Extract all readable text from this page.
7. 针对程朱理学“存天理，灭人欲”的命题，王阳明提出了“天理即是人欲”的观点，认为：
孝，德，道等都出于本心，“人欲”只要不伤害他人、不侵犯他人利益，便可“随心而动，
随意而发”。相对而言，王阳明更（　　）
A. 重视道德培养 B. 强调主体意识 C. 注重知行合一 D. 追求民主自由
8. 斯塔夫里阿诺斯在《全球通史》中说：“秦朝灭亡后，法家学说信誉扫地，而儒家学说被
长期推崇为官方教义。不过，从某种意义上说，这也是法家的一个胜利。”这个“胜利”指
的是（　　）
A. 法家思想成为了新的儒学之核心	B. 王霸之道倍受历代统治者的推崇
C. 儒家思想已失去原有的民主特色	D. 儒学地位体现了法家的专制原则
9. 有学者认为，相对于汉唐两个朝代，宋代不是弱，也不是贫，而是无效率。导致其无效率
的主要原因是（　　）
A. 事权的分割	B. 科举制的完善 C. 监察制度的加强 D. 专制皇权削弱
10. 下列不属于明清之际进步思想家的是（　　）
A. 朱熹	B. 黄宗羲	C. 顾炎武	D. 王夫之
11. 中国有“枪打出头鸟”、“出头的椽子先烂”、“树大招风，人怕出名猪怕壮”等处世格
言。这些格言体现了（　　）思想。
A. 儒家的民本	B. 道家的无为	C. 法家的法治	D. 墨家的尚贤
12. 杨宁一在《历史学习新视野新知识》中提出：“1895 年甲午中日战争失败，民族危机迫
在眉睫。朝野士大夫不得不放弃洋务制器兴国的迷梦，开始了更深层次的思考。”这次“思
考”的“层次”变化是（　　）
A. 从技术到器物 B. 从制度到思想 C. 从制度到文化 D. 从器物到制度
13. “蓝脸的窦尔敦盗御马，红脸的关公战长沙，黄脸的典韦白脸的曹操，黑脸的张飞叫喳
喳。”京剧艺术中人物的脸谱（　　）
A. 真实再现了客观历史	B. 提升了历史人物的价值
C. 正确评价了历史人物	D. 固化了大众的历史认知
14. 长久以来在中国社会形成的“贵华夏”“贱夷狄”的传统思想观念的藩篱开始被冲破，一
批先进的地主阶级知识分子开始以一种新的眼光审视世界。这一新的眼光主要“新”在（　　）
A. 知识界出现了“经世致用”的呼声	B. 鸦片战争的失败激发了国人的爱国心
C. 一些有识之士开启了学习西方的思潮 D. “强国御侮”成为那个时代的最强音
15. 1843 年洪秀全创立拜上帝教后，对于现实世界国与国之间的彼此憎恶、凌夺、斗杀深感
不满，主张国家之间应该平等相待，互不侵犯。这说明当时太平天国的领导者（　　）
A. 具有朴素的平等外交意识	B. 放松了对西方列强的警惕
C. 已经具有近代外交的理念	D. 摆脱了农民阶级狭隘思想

..........

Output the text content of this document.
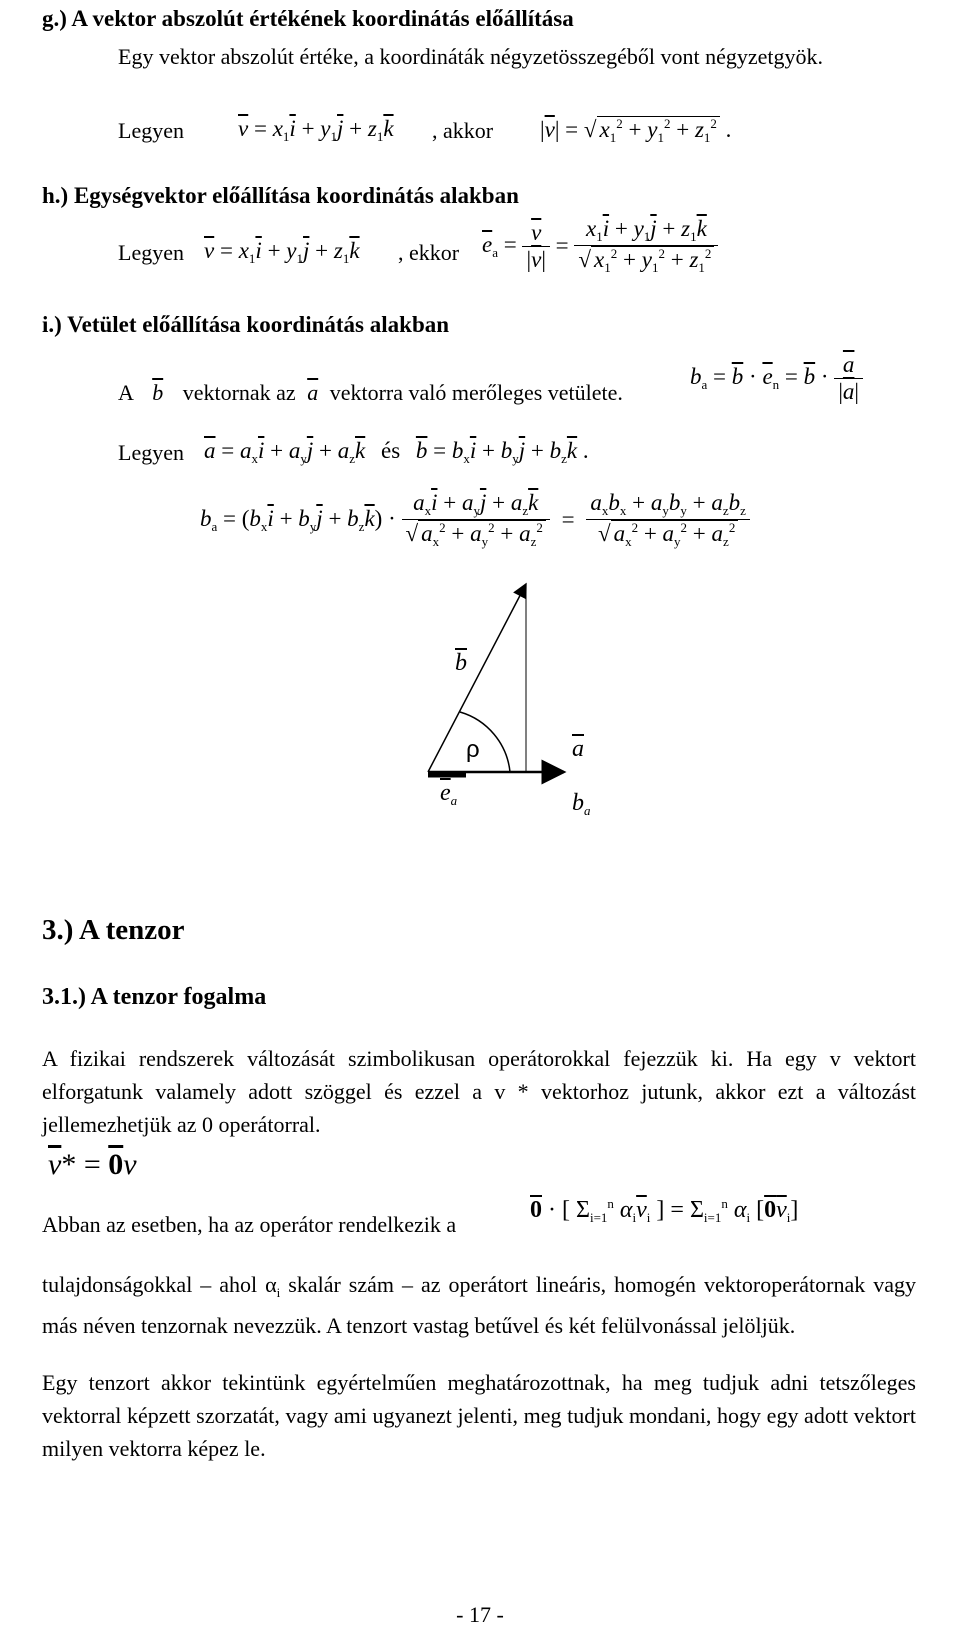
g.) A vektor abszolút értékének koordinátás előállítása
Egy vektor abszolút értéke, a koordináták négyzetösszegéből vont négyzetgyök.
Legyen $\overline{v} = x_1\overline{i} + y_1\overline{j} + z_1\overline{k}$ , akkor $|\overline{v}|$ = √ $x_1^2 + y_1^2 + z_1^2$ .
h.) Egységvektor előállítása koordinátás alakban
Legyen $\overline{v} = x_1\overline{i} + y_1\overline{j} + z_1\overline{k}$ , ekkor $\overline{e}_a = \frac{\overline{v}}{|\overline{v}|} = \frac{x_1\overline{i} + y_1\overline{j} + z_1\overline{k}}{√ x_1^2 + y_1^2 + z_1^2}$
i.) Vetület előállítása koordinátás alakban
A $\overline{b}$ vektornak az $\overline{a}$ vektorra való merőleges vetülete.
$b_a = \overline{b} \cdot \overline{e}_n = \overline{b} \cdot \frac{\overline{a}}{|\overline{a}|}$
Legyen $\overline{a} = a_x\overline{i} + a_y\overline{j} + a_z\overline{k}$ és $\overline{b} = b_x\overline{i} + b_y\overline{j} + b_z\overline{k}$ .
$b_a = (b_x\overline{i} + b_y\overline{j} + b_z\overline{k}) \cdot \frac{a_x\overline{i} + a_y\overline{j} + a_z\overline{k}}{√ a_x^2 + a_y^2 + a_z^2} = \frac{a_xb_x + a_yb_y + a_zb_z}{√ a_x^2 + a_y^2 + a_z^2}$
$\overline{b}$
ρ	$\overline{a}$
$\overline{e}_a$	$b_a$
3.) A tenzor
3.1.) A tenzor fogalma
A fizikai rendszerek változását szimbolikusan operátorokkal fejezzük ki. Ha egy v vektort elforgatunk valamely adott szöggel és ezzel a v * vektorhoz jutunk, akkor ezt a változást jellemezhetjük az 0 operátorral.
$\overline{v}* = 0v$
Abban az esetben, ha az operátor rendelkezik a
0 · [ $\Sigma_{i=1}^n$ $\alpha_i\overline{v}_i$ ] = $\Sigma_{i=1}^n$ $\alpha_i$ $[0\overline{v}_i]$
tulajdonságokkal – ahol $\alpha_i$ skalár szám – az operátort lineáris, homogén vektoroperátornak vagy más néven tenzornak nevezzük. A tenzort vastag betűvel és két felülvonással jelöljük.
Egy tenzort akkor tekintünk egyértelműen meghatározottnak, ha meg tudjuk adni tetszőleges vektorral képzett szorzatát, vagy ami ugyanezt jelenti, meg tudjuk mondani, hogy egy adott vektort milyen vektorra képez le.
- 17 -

..........

Find every line that holds "adott" and copy it.

A fizikai rendszerek változását szimbolikusan operátorokkal fejezzük ki. Ha egy v vektort elforgatunk valamely adott szöggel és ezzel a v * vektorhoz jutunk, akkor ezt a változást jellemezhetjük az 0 operátorral.
Egy tenzort akkor tekintünk egyértelműen meghatározottnak, ha meg tudjuk adni tetszőleges vektorral képzett szorzatát, vagy ami ugyanezt jelenti, meg tudjuk mondani, hogy egy adott vektort milyen vektorra képez le.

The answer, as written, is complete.